■ The exercise:
Show each line that has the string "efter" in it.
[Start]
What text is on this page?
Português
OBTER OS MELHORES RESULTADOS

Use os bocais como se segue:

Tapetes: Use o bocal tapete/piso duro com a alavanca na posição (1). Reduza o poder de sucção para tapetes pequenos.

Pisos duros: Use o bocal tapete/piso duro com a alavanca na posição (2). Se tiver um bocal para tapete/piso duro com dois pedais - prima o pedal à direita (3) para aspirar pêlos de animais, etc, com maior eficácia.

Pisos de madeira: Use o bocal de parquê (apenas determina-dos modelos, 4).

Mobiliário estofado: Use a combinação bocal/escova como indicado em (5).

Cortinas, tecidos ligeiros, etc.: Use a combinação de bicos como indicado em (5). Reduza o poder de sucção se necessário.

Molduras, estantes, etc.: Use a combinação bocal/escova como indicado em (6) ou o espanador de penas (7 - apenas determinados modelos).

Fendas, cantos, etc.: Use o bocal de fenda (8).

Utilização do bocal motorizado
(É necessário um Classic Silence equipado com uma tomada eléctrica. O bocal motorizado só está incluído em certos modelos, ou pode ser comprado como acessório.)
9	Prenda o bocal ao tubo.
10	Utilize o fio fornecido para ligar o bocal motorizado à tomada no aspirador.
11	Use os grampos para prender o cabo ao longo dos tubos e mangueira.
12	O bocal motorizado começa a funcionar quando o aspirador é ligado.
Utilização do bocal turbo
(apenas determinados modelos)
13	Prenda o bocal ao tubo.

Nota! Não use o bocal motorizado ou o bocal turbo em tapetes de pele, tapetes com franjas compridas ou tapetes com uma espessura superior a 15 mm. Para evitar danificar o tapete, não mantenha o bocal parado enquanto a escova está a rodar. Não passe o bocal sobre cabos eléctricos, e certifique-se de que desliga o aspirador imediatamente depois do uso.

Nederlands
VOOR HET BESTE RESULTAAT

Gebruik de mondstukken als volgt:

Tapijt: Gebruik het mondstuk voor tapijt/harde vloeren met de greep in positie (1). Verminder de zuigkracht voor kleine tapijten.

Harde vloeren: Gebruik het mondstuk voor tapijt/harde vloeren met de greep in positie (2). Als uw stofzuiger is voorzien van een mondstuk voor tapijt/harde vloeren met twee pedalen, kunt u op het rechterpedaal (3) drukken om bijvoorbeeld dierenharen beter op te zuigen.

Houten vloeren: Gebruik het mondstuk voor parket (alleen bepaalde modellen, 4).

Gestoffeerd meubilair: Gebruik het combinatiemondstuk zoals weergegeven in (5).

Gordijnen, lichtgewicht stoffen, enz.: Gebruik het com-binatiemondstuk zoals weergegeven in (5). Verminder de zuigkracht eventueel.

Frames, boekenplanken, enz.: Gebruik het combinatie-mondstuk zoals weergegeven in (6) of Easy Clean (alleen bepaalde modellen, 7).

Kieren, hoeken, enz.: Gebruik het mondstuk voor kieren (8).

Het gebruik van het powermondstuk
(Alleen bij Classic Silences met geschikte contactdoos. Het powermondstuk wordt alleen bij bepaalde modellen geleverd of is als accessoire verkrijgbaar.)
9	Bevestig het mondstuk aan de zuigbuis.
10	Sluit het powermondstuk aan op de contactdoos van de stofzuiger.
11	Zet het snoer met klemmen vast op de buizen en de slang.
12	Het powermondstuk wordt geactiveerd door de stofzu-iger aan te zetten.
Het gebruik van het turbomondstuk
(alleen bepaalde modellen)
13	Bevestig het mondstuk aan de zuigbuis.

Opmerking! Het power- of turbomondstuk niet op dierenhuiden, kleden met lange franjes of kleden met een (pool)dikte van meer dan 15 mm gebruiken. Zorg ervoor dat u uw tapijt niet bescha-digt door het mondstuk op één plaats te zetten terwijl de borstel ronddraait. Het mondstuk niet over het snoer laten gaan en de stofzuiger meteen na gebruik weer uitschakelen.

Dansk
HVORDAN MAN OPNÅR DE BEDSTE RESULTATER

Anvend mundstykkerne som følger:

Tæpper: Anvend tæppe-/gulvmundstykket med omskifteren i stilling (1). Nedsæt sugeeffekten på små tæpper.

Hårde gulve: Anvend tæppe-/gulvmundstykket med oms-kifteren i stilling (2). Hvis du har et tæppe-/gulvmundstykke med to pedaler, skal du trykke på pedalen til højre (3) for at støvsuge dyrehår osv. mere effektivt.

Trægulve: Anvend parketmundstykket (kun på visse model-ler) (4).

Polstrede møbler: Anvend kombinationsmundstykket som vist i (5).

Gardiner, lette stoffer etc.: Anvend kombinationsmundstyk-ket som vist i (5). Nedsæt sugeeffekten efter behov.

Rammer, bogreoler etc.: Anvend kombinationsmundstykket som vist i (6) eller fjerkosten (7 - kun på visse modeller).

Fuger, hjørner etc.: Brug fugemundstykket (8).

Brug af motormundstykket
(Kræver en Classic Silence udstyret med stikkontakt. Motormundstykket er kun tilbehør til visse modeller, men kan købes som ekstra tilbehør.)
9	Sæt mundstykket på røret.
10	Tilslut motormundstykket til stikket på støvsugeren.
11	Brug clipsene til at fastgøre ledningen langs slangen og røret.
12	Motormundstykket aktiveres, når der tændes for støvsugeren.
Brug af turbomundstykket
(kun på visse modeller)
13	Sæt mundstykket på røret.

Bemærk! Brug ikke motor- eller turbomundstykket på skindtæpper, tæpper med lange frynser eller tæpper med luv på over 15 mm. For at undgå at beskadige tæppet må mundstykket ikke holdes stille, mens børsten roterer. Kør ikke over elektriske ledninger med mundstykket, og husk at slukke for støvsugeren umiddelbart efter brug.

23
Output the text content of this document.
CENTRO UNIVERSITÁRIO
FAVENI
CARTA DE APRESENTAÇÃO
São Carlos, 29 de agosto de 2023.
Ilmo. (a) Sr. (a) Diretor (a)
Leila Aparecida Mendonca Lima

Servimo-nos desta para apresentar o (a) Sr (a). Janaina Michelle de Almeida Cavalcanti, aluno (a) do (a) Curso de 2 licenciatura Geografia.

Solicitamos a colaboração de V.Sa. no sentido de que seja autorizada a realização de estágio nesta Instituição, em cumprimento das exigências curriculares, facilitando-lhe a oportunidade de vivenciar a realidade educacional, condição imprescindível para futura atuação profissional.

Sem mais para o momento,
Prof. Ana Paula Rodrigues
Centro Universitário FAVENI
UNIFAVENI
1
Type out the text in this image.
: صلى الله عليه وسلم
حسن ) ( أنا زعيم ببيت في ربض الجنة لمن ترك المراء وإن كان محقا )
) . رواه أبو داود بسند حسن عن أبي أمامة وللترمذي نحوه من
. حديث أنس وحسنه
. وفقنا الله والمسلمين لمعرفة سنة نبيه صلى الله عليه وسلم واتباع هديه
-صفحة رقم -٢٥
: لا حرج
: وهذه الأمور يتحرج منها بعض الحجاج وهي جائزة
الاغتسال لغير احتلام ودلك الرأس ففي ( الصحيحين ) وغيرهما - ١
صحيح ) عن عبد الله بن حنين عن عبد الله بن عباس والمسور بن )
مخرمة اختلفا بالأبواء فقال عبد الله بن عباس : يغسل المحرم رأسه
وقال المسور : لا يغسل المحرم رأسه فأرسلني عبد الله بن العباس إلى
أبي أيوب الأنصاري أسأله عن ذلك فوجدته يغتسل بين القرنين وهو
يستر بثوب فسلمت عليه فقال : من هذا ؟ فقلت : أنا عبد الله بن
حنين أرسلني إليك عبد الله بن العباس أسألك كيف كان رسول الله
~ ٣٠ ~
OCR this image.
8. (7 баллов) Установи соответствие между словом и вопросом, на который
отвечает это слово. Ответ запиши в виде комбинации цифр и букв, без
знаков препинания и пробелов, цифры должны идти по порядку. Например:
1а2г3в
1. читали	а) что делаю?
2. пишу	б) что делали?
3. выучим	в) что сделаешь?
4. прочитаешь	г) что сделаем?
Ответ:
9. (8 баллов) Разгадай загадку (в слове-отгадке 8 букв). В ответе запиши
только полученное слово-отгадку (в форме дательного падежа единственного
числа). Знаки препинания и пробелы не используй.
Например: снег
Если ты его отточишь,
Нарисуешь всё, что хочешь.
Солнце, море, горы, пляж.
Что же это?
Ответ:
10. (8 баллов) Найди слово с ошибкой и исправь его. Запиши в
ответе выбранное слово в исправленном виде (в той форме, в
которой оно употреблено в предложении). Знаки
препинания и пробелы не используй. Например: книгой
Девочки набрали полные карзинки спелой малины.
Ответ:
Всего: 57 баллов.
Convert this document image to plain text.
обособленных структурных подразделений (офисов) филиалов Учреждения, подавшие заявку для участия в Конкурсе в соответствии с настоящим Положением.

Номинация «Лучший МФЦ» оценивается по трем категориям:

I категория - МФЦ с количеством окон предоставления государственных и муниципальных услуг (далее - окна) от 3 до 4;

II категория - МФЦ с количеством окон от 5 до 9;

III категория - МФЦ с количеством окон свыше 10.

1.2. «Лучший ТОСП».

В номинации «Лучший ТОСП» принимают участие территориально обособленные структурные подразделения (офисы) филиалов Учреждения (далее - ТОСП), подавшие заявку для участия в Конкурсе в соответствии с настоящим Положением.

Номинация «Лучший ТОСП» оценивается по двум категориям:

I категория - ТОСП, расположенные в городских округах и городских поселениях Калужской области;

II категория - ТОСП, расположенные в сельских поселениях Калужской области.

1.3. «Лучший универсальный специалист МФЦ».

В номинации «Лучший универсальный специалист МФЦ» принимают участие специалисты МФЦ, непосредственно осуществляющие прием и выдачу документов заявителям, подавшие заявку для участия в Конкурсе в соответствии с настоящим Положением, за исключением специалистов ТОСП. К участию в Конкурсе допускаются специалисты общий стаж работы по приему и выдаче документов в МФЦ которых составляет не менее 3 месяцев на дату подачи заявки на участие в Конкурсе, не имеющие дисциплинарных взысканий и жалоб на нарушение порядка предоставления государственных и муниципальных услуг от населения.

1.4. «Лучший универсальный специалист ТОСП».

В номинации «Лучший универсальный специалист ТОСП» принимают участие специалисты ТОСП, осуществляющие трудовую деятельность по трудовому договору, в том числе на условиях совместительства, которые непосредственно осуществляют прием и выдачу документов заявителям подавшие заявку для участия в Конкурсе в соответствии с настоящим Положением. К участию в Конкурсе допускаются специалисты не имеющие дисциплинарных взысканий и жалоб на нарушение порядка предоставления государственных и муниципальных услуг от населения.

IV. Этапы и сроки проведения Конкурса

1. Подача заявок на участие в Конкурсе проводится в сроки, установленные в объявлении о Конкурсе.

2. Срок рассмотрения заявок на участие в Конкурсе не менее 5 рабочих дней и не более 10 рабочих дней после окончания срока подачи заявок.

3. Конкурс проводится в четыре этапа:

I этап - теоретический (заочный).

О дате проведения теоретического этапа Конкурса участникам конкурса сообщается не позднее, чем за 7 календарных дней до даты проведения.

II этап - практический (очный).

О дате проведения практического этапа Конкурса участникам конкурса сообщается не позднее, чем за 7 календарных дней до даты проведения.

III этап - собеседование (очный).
[End]
■ Reply:
Gardiner, lette stoffer etc.: Anvend kombinationsmundstyk-ket som vist i (5). Nedsæt sugeeffekten efter behov.
Bemærk! Brug ikke motor- eller turbomundstykket på skindtæpper, tæpper med lange frynser eller tæpper med luv på over 15 mm. For at undgå at beskadige tæppet må mundstykket ikke holdes stille, mens børsten roterer. Kør ikke over elektriske ledninger med mundstykket, og husk at slukke for støvsugeren umiddelbart efter brug.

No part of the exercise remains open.